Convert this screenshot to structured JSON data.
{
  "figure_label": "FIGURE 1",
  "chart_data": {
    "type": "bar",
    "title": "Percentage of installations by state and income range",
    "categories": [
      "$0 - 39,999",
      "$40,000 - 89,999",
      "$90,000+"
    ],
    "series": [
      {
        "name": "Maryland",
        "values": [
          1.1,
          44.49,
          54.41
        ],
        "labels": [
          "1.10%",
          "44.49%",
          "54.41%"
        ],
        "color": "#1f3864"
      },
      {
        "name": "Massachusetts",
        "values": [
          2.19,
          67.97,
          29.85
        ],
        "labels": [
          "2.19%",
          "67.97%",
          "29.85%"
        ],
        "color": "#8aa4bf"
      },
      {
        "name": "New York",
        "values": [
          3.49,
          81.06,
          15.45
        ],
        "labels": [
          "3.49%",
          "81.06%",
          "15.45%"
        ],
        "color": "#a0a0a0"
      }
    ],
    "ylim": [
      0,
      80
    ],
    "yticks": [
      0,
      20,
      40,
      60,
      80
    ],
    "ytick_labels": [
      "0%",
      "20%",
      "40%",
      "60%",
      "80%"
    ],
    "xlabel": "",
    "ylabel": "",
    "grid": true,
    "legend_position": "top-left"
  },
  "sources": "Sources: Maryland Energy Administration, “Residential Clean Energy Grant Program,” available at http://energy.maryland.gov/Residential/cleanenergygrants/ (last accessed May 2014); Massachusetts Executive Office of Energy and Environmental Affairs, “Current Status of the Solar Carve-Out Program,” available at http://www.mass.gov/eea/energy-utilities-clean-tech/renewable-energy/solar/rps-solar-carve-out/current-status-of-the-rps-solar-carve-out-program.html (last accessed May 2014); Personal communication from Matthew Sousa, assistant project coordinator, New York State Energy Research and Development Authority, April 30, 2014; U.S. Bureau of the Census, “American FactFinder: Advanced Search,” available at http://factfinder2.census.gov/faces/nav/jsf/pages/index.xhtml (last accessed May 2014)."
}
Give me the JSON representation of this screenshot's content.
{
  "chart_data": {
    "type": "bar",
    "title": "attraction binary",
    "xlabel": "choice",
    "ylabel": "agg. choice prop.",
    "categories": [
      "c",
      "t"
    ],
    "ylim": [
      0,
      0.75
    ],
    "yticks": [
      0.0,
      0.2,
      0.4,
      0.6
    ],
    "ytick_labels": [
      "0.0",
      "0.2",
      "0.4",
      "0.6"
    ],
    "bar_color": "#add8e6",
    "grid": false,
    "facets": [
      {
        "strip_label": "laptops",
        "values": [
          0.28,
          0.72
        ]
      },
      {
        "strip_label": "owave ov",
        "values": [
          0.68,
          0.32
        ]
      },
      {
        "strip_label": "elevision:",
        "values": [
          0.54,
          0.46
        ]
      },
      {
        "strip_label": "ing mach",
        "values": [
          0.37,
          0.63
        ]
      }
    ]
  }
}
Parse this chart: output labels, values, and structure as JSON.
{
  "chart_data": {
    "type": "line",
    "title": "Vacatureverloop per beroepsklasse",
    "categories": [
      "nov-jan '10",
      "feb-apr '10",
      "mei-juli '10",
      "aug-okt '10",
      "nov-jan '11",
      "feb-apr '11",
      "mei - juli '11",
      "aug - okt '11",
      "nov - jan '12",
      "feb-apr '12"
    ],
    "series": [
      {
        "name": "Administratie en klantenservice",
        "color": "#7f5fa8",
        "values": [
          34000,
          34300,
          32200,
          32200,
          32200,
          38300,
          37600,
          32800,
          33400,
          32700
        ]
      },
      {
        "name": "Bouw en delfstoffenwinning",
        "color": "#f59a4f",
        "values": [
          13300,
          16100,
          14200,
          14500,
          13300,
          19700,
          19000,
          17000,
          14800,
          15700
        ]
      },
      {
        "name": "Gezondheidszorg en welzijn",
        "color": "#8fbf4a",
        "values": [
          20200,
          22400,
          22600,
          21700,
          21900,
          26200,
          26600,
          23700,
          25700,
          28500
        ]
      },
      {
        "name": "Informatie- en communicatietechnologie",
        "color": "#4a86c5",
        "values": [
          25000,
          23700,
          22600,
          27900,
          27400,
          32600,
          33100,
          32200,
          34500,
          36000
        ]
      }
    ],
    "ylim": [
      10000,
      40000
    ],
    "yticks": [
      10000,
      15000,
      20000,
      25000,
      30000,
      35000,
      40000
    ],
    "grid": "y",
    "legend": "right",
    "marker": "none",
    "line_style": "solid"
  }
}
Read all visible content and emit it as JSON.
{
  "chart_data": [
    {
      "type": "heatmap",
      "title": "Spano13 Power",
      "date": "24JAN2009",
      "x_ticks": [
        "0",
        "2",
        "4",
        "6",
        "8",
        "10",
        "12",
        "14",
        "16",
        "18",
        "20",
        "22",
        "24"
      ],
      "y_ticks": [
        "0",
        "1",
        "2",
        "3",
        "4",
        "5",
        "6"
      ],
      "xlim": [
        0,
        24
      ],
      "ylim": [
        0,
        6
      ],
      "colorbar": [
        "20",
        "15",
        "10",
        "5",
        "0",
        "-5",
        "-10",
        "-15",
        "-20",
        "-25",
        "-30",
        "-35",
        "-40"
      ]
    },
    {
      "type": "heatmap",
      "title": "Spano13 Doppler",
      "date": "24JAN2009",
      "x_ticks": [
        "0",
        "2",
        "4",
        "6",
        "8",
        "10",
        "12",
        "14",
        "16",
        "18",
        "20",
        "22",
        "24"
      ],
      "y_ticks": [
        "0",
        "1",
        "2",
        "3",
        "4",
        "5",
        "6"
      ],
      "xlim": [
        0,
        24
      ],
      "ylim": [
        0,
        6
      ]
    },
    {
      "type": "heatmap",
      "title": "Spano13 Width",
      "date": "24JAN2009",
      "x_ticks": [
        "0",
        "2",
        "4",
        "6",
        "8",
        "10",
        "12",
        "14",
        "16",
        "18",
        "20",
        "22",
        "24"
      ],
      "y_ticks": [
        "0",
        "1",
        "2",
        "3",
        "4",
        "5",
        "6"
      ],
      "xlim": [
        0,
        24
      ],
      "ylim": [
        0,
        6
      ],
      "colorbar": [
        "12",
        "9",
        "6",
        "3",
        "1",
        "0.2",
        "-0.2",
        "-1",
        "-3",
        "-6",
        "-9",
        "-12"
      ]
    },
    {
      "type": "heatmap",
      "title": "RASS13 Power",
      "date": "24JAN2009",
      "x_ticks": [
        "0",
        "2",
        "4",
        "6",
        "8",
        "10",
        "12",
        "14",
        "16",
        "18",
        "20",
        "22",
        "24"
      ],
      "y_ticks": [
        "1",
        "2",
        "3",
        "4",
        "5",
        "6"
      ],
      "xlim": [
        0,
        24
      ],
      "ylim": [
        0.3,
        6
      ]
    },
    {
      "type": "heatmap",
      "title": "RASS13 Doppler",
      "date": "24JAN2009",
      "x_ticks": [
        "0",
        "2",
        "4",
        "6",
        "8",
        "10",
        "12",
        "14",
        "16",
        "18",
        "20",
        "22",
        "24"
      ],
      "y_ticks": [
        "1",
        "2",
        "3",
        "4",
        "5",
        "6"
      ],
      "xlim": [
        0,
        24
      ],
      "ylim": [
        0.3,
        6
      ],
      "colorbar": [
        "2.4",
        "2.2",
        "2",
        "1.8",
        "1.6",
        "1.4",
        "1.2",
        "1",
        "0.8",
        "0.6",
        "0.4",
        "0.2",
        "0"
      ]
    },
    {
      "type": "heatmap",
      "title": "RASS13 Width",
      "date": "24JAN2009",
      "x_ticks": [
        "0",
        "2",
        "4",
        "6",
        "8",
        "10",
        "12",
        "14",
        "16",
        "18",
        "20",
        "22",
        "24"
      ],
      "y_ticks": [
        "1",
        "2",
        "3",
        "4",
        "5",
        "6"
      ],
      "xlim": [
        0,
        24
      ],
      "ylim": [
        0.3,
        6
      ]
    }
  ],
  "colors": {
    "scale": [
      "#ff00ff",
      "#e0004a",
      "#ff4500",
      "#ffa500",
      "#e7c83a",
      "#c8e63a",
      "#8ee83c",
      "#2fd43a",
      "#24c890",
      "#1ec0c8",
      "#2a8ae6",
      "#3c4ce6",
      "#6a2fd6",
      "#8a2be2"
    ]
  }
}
* * * * * * * * *
Isolate the lines above that contain the word "Width" and copy them.

▸ **FINAL RESULT**:
      "title": "Spano13 Width",
      "title": "RASS13 Width",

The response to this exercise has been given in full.